#### RECORDS FOR PROCESSING
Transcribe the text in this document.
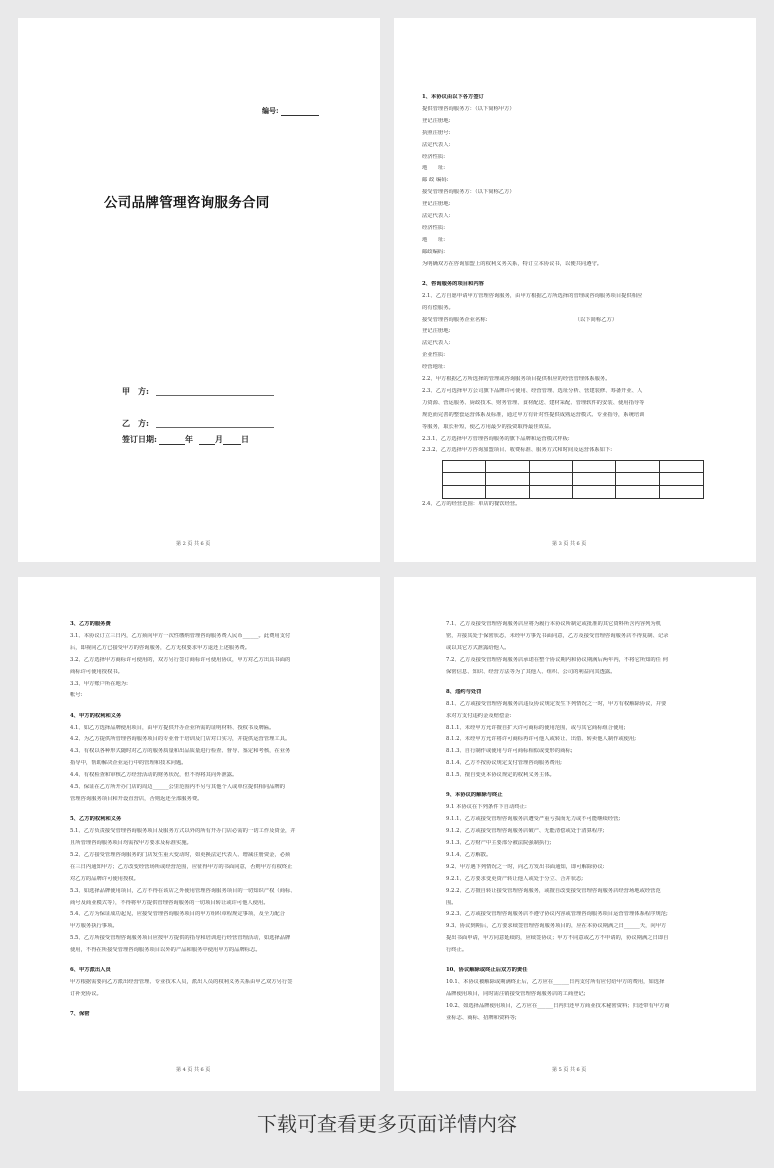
编号:
公司品牌管理咨询服务合同
甲　方:
乙　方:
签订日期:	年	月 日
第 2 页 共 6 页	第 3 页 共 6 页
1、本协议由以下各方签订
提供管理咨询服务方：（以下简称甲方）
登记注册地:
执照注册号:
法定代表人:
经济性质:
地　　址:
邮 政 编码:
接受管理咨询服务方：（以下简称乙方）
登记注册地:
法定代表人:
经济性质:
地　　址:
邮政编码:
为明确双方在咨询加盟上的权利义务关系，特订立本协议书，以便共同遵守。
2、咨询服务的项目和内容
2.1、乙方自愿申请甲方管理咨询服务，由甲方根据乙方所选择的管理或咨询服务项目提供相应
的有偿服务。
接受管理咨询服务企业名称:　　　　　　　　　　　　　　　　　（以下简称乙方）
登记注册地:
法定代表人:
企业性质:
经营地址:
2.2、甲方根据乙方所选择的管理或咨询服务项目提供相应的经营管理体系服务。
2.3、乙方可选择甲方公司旗下品牌许可使用、经营管理、选址分析、营建装修、筹备开业、人
力资源、营运服务、厨政技术、财务管理、食材配送、建材采配、管理软件的安装、使用指导等
规范而完善的整套运营体系及标准，通过甲方有针对性提供成熟运营模式、专业指导，系统培训
等服务，取长补短，使乙方用最少的投资取得最佳效益。
2.3.1、乙方选择甲方管理咨询服务的旗下品牌和运营模式样板:
2.3.2、乙方选择甲方咨询加盟项目、收费标准、服务方式和时间及运营体系如下:
2.4、乙方的经营范围：单店的餐饮经营。
第 4 页 共 6 页
3、乙方的服务费
3.1、本协议订立三日内，乙方须向甲方一次性缴纳管理咨询服务费人民币______。此费用支付
后，即视同乙方已接受甲方的咨询服务，乙方无权要求甲方退还上述服务费。
3.2、乙方选择甲方商标许可使用的，双方另行签订商标许可使用协议，甲方对乙方出具书面的
商标许可使用授权书。
3.3、甲方账户所在地为:
帐号:
4、甲方的权利和义务
4.1、如乙方选择品牌使用项目，由甲方提供开办企业所需的证明材料、授权书及牌匾。
4.2、为乙方提供所管理咨询服务项目的专业骨干培训及门店对口实习，并提供运营管理工具。
4.3、有权以各种形式随时对乙方的服务质量和出品质量进行检查、督导、鉴定和考核，在业务
指导中，帮助解决企业运行中的管理和技术问题。
4.4、有权检查和审核乙方经营活动的财务状况，但不得将其向外泄露。
4.5、保证在乙方所开办门店的周边______公里范围内不另与其他个人或单位提供相同品牌的
管理咨询服务项目和开设直营店，否则返还全部服务费。
5、乙方的权利和义务
5.1、乙方负责接受管理咨询服务项目及服务方式以外的所有开办门店必需的一切工作及资金，并
且所管理咨询服务项目均需按甲方要求及标准实施。
5.2、乙方接受管理咨询服务的门店发生重大变动时，如更换法定代表人、增减注册资金，必须
在三日内通知甲方；乙方改变经营场所或经营范围，应征得甲方的书面同意，否则甲方有权终止
对乙方的品牌许可使用授权。
5.3、如选择品牌使用项目，乙方不得在该店之外使用管理咨询服务项目的一切知识产权（商标、
商号及商业模式等），不得将甲方提供管理咨询服务的一切项目转让或许可他人使用。
5.4、乙方为保证成功起见，应接受管理咨询服务项目的甲方组织章程规定事项，及全力配合
甲方服务执行事项。
5.5、乙方所接受管理咨询服务项目应按甲方提供的指导和培训进行经营管理活动，如选择品牌
使用，不得在所接受管理咨询服务项目以外的产品和服务中使用甲方的品牌标志。
6、甲方派出人员
甲方根据需要向乙方派出经营管理、专业技术人员，派出人员的权利义务关系由甲乙双方另行签
订补充协议。
7、保密
第 5 页 共 6 页
7.1、乙方及接受管理咨询服务店应将为履行本协议所制定或批准的其它资料所含内容列为机
密，并接其处于保密状态，未经甲方事先书面同意，乙方及接受管理咨询服务店不得复制、记录
或以其它方式泄露给他人。
7.2、乙方及接受管理咨询服务店承诺在整个协议期内和协议期满后两年内，不将它所知的任 何
保密信息、知识、经营方法等为了其他人、组织、公司的利益向其透露。
8、违约与处罚
8.1、乙方或接受管理咨询服务店违反协议规定发生下列情况之一时，甲方有权解除协议，并要
求对方支付违约金及赔偿金:
8.1.1、未经甲方允许擅自扩大许可商标的使用范围，或与其它商标组合使用;
8.1.2、未经甲方允许将许可商标再许可他人或转让、出借、转卖他人制作或使用;
8.1.3、自行制作或使用与许可商标相似或变形的商标;
8.1.4、乙方不按协议规定支付管理咨询服务费用;
8.1.5、擅自变更本协议规定的权利义务主体。
9、本协议的解除与终止
9.1 本协议在下列条件下自动终止:
9.1.1、乙方或接受管理咨询服务店遭受严重亏损而无力或不可能继续经营;
9.1.2、乙方或接受管理咨询服务店破产、无能清偿或处于清算程序;
9.1.3、乙方财产中主要部分被法院强制执行;
9.1.4、乙方解散。
9.2、甲方遇下列情况之一时，向乙方发出书面通知，即可解除协议:
9.2.1、乙方要求变更资产转让他人或处于分立、合并状态;
9.2.2、乙方擅自转让接受管理咨询服务，或擅自改变接受管理咨询服务店经营场地或经营范
围。
9.2.3、乙方或接受管理咨询服务店不遵守协议内容或管理咨询服务项目运营管理体系程序规范;
9.3、协议到期后，乙方要求续签管理咨询服务项目的，应在本协议期满之日______天，向甲方
提出书面申请，甲方同意延续的，应续签协议；甲方不同意或乙方不申请的，协议期满之日即自
行终止。
10、协议解除或终止后双方的责任
10.1、本协议被解除或期满终止后，乙方应在______日内支付所有应付给甲方的费用，如选择
品牌使用项目，同时需注销接受管理咨询服务店的工商登记;
10.2、如选择品牌使用项目，乙方应在______日内归还甲方商业技术秘密资料；归还带有甲方商
业标志、商标、招牌和资料等;
下载可查看更多页面详情内容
########
### THE PROBLEM
Transcribe every line from the records above without alteration, and leave out the images.

### ANSWER FOR THIS EXERCISE
Transcribe the text in this document.
编号:
公司品牌管理咨询服务合同
甲　方:
乙　方:
签订日期:	年	月 日
第 2 页 共 6 页	第 3 页 共 6 页
1、本协议由以下各方签订
提供管理咨询服务方：（以下简称甲方）
登记注册地:
执照注册号:
法定代表人:
经济性质:
地　　址:
邮 政 编码:
接受管理咨询服务方：（以下简称乙方）
登记注册地:
法定代表人:
经济性质:
地　　址:
邮政编码:
为明确双方在咨询加盟上的权利义务关系，特订立本协议书，以便共同遵守。
2、咨询服务的项目和内容
2.1、乙方自愿申请甲方管理咨询服务，由甲方根据乙方所选择的管理或咨询服务项目提供相应
的有偿服务。
接受管理咨询服务企业名称:　　　　　　　　　　　　　　　　　（以下简称乙方）
登记注册地:
法定代表人:
企业性质:
经营地址:
2.2、甲方根据乙方所选择的管理或咨询服务项目提供相应的经营管理体系服务。
2.3、乙方可选择甲方公司旗下品牌许可使用、经营管理、选址分析、营建装修、筹备开业、人
力资源、营运服务、厨政技术、财务管理、食材配送、建材采配、管理软件的安装、使用指导等
规范而完善的整套运营体系及标准，通过甲方有针对性提供成熟运营模式、专业指导，系统培训
等服务，取长补短，使乙方用最少的投资取得最佳效益。
2.3.1、乙方选择甲方管理咨询服务的旗下品牌和运营模式样板:
2.3.2、乙方选择甲方咨询加盟项目、收费标准、服务方式和时间及运营体系如下:
2.4、乙方的经营范围：单店的餐饮经营。
第 4 页 共 6 页
3、乙方的服务费
3.1、本协议订立三日内，乙方须向甲方一次性缴纳管理咨询服务费人民币______。此费用支付
后，即视同乙方已接受甲方的咨询服务，乙方无权要求甲方退还上述服务费。
3.2、乙方选择甲方商标许可使用的，双方另行签订商标许可使用协议，甲方对乙方出具书面的
商标许可使用授权书。
3.3、甲方账户所在地为:
帐号:
4、甲方的权利和义务
4.1、如乙方选择品牌使用项目，由甲方提供开办企业所需的证明材料、授权书及牌匾。
4.2、为乙方提供所管理咨询服务项目的专业骨干培训及门店对口实习，并提供运营管理工具。
4.3、有权以各种形式随时对乙方的服务质量和出品质量进行检查、督导、鉴定和考核，在业务
指导中，帮助解决企业运行中的管理和技术问题。
4.4、有权检查和审核乙方经营活动的财务状况，但不得将其向外泄露。
4.5、保证在乙方所开办门店的周边______公里范围内不另与其他个人或单位提供相同品牌的
管理咨询服务项目和开设直营店，否则返还全部服务费。
5、乙方的权利和义务
5.1、乙方负责接受管理咨询服务项目及服务方式以外的所有开办门店必需的一切工作及资金，并
且所管理咨询服务项目均需按甲方要求及标准实施。
5.2、乙方接受管理咨询服务的门店发生重大变动时，如更换法定代表人、增减注册资金，必须
在三日内通知甲方；乙方改变经营场所或经营范围，应征得甲方的书面同意，否则甲方有权终止
对乙方的品牌许可使用授权。
5.3、如选择品牌使用项目，乙方不得在该店之外使用管理咨询服务项目的一切知识产权（商标、
商号及商业模式等），不得将甲方提供管理咨询服务的一切项目转让或许可他人使用。
5.4、乙方为保证成功起见，应接受管理咨询服务项目的甲方组织章程规定事项，及全力配合
甲方服务执行事项。
5.5、乙方所接受管理咨询服务项目应按甲方提供的指导和培训进行经营管理活动，如选择品牌
使用，不得在所接受管理咨询服务项目以外的产品和服务中使用甲方的品牌标志。
6、甲方派出人员
甲方根据需要向乙方派出经营管理、专业技术人员，派出人员的权利义务关系由甲乙双方另行签
订补充协议。
7、保密
第 5 页 共 6 页
7.1、乙方及接受管理咨询服务店应将为履行本协议所制定或批准的其它资料所含内容列为机
密，并接其处于保密状态，未经甲方事先书面同意，乙方及接受管理咨询服务店不得复制、记录
或以其它方式泄露给他人。
7.2、乙方及接受管理咨询服务店承诺在整个协议期内和协议期满后两年内，不将它所知的任 何
保密信息、知识、经营方法等为了其他人、组织、公司的利益向其透露。
8、违约与处罚
8.1、乙方或接受管理咨询服务店违反协议规定发生下列情况之一时，甲方有权解除协议，并要
求对方支付违约金及赔偿金:
8.1.1、未经甲方允许擅自扩大许可商标的使用范围，或与其它商标组合使用;
8.1.2、未经甲方允许将许可商标再许可他人或转让、出借、转卖他人制作或使用;
8.1.3、自行制作或使用与许可商标相似或变形的商标;
8.1.4、乙方不按协议规定支付管理咨询服务费用;
8.1.5、擅自变更本协议规定的权利义务主体。
9、本协议的解除与终止
9.1 本协议在下列条件下自动终止:
9.1.1、乙方或接受管理咨询服务店遭受严重亏损而无力或不可能继续经营;
9.1.2、乙方或接受管理咨询服务店破产、无能清偿或处于清算程序;
9.1.3、乙方财产中主要部分被法院强制执行;
9.1.4、乙方解散。
9.2、甲方遇下列情况之一时，向乙方发出书面通知，即可解除协议:
9.2.1、乙方要求变更资产转让他人或处于分立、合并状态;
9.2.2、乙方擅自转让接受管理咨询服务，或擅自改变接受管理咨询服务店经营场地或经营范
围。
9.2.3、乙方或接受管理咨询服务店不遵守协议内容或管理咨询服务项目运营管理体系程序规范;
9.3、协议到期后，乙方要求续签管理咨询服务项目的，应在本协议期满之日______天，向甲方
提出书面申请，甲方同意延续的，应续签协议；甲方不同意或乙方不申请的，协议期满之日即自
行终止。
10、协议解除或终止后双方的责任
10.1、本协议被解除或期满终止后，乙方应在______日内支付所有应付给甲方的费用，如选择
品牌使用项目，同时需注销接受管理咨询服务店的工商登记;
10.2、如选择品牌使用项目，乙方应在______日内归还甲方商业技术秘密资料；归还带有甲方商
业标志、商标、招牌和资料等;
下载可查看更多页面详情内容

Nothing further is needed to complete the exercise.